[Layout coordinates]
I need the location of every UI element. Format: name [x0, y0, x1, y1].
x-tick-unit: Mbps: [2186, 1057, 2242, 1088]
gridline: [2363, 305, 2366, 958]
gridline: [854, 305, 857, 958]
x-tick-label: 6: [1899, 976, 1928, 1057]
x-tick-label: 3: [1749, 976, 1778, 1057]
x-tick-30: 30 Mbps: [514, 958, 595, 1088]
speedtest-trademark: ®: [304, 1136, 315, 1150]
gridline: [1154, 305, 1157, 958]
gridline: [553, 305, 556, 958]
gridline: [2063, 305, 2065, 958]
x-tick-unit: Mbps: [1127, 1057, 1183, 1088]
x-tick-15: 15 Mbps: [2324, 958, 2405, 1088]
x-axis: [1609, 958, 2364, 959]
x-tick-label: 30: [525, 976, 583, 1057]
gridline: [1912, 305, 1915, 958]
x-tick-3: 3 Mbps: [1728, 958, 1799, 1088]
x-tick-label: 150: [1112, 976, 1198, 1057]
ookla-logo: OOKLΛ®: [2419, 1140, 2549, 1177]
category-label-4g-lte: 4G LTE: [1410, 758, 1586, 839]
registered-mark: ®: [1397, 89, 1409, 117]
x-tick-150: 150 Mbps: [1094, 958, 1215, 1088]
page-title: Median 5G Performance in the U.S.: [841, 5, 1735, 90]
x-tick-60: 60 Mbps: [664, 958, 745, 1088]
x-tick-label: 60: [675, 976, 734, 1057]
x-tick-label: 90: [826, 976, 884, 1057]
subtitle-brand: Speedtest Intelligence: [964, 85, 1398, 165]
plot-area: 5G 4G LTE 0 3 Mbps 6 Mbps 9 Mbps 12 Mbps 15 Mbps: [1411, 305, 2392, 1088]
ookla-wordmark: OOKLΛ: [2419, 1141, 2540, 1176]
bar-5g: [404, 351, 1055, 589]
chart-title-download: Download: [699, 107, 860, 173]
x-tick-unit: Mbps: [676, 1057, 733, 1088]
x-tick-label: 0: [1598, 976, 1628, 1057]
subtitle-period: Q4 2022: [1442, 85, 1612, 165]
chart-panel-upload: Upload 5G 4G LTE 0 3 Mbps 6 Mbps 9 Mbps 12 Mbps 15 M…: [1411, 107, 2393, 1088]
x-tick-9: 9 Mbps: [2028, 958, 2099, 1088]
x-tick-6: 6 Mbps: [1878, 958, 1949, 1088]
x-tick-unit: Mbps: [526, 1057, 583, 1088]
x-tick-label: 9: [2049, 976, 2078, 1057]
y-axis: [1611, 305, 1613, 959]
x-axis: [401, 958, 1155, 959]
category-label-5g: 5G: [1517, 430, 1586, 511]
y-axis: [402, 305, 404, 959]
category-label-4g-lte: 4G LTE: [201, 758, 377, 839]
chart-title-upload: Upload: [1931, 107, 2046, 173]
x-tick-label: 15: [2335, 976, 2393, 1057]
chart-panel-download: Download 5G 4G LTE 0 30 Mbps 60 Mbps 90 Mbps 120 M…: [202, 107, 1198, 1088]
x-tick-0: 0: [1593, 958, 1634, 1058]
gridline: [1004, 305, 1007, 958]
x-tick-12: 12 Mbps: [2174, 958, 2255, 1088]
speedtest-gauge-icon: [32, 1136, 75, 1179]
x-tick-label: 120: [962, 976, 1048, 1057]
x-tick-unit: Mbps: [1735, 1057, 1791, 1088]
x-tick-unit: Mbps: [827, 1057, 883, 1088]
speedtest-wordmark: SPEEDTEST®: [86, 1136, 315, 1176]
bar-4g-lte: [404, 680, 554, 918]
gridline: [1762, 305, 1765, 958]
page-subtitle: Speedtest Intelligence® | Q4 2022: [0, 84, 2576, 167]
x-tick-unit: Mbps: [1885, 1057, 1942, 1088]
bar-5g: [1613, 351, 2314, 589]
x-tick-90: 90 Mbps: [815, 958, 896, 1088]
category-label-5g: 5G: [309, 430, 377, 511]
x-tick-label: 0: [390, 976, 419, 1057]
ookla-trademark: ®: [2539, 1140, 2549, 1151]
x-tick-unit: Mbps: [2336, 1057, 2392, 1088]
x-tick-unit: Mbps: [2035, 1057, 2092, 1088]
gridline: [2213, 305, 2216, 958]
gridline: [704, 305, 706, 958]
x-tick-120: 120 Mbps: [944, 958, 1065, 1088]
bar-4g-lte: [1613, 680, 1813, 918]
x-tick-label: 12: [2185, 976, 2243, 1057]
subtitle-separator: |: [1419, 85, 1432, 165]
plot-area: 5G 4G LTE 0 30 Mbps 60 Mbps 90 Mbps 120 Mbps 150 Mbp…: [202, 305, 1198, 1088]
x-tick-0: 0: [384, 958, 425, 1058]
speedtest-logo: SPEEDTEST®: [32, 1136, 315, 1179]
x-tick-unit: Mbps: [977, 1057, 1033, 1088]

Goal: Reproduce the entire listing above word for word.

Result below:
I need the location of every UI element. Format: name [x0, y0, x1, y1].
x-tick-unit: Mbps: [2186, 1057, 2242, 1088]
gridline: [2363, 305, 2366, 958]
gridline: [854, 305, 857, 958]
x-tick-label: 6: [1899, 976, 1928, 1057]
x-tick-label: 3: [1749, 976, 1778, 1057]
x-tick-30: 30 Mbps: [514, 958, 595, 1088]
speedtest-trademark: ®: [304, 1136, 315, 1150]
gridline: [1154, 305, 1157, 958]
gridline: [553, 305, 556, 958]
gridline: [2063, 305, 2065, 958]
x-tick-unit: Mbps: [1127, 1057, 1183, 1088]
x-tick-15: 15 Mbps: [2324, 958, 2405, 1088]
x-axis: [1609, 958, 2364, 959]
x-tick-label: 30: [525, 976, 583, 1057]
gridline: [1912, 305, 1915, 958]
x-tick-3: 3 Mbps: [1728, 958, 1799, 1088]
x-tick-label: 150: [1112, 976, 1198, 1057]
ookla-logo: OOKLΛ®: [2419, 1140, 2549, 1177]
category-label-4g-lte: 4G LTE: [1410, 758, 1586, 839]
registered-mark: ®: [1397, 89, 1409, 117]
x-tick-150: 150 Mbps: [1094, 958, 1215, 1088]
page-title: Median 5G Performance in the U.S.: [841, 5, 1735, 90]
x-tick-60: 60 Mbps: [664, 958, 745, 1088]
x-tick-label: 60: [675, 976, 734, 1057]
x-tick-label: 90: [826, 976, 884, 1057]
subtitle-brand: Speedtest Intelligence: [964, 85, 1398, 165]
plot-area: 5G 4G LTE 0 3 Mbps 6 Mbps 9 Mbps 12 Mbps 15 Mbps: [1411, 305, 2392, 1088]
ookla-wordmark: OOKLΛ: [2419, 1141, 2540, 1176]
bar-5g: [404, 351, 1055, 589]
chart-title-download: Download: [699, 107, 860, 173]
x-tick-unit: Mbps: [676, 1057, 733, 1088]
x-tick-label: 0: [1598, 976, 1628, 1057]
subtitle-period: Q4 2022: [1442, 85, 1612, 165]
chart-panel-upload: Upload 5G 4G LTE 0 3 Mbps 6 Mbps 9 Mbps 12 Mbps 15 M…: [1411, 107, 2393, 1088]
x-tick-9: 9 Mbps: [2028, 958, 2099, 1088]
x-tick-6: 6 Mbps: [1878, 958, 1949, 1088]
x-tick-unit: Mbps: [526, 1057, 583, 1088]
x-tick-label: 9: [2049, 976, 2078, 1057]
y-axis: [1611, 305, 1613, 959]
x-axis: [401, 958, 1155, 959]
category-label-5g: 5G: [1517, 430, 1586, 511]
y-axis: [402, 305, 404, 959]
category-label-4g-lte: 4G LTE: [201, 758, 377, 839]
chart-title-upload: Upload: [1931, 107, 2046, 173]
x-tick-label: 15: [2335, 976, 2393, 1057]
chart-panel-download: Download 5G 4G LTE 0 30 Mbps 60 Mbps 90 Mbps 120 M…: [202, 107, 1198, 1088]
x-tick-0: 0: [1593, 958, 1634, 1058]
gridline: [1004, 305, 1007, 958]
x-tick-12: 12 Mbps: [2174, 958, 2255, 1088]
speedtest-gauge-icon: [32, 1136, 75, 1179]
x-tick-label: 120: [962, 976, 1048, 1057]
x-tick-unit: Mbps: [1735, 1057, 1791, 1088]
x-tick-unit: Mbps: [827, 1057, 883, 1088]
speedtest-wordmark: SPEEDTEST®: [86, 1136, 315, 1176]
bar-4g-lte: [404, 680, 554, 918]
gridline: [1762, 305, 1765, 958]
page-subtitle: Speedtest Intelligence® | Q4 2022: [0, 84, 2576, 167]
x-tick-unit: Mbps: [1885, 1057, 1942, 1088]
bar-5g: [1613, 351, 2314, 589]
x-tick-90: 90 Mbps: [815, 958, 896, 1088]
category-label-5g: 5G: [309, 430, 377, 511]
x-tick-label: 0: [390, 976, 419, 1057]
ookla-trademark: ®: [2539, 1140, 2549, 1151]
x-tick-unit: Mbps: [2336, 1057, 2392, 1088]
x-tick-unit: Mbps: [2035, 1057, 2092, 1088]
gridline: [2213, 305, 2216, 958]
gridline: [704, 305, 706, 958]
x-tick-120: 120 Mbps: [944, 958, 1065, 1088]
bar-4g-lte: [1613, 680, 1813, 918]
x-tick-label: 12: [2185, 976, 2243, 1057]
subtitle-separator: |: [1419, 85, 1432, 165]
plot-area: 5G 4G LTE 0 30 Mbps 60 Mbps 90 Mbps 120 Mbps 150 Mbp…: [202, 305, 1198, 1088]
x-tick-0: 0: [384, 958, 425, 1058]
speedtest-logo: SPEEDTEST®: [32, 1136, 315, 1179]
x-tick-unit: Mbps: [977, 1057, 1033, 1088]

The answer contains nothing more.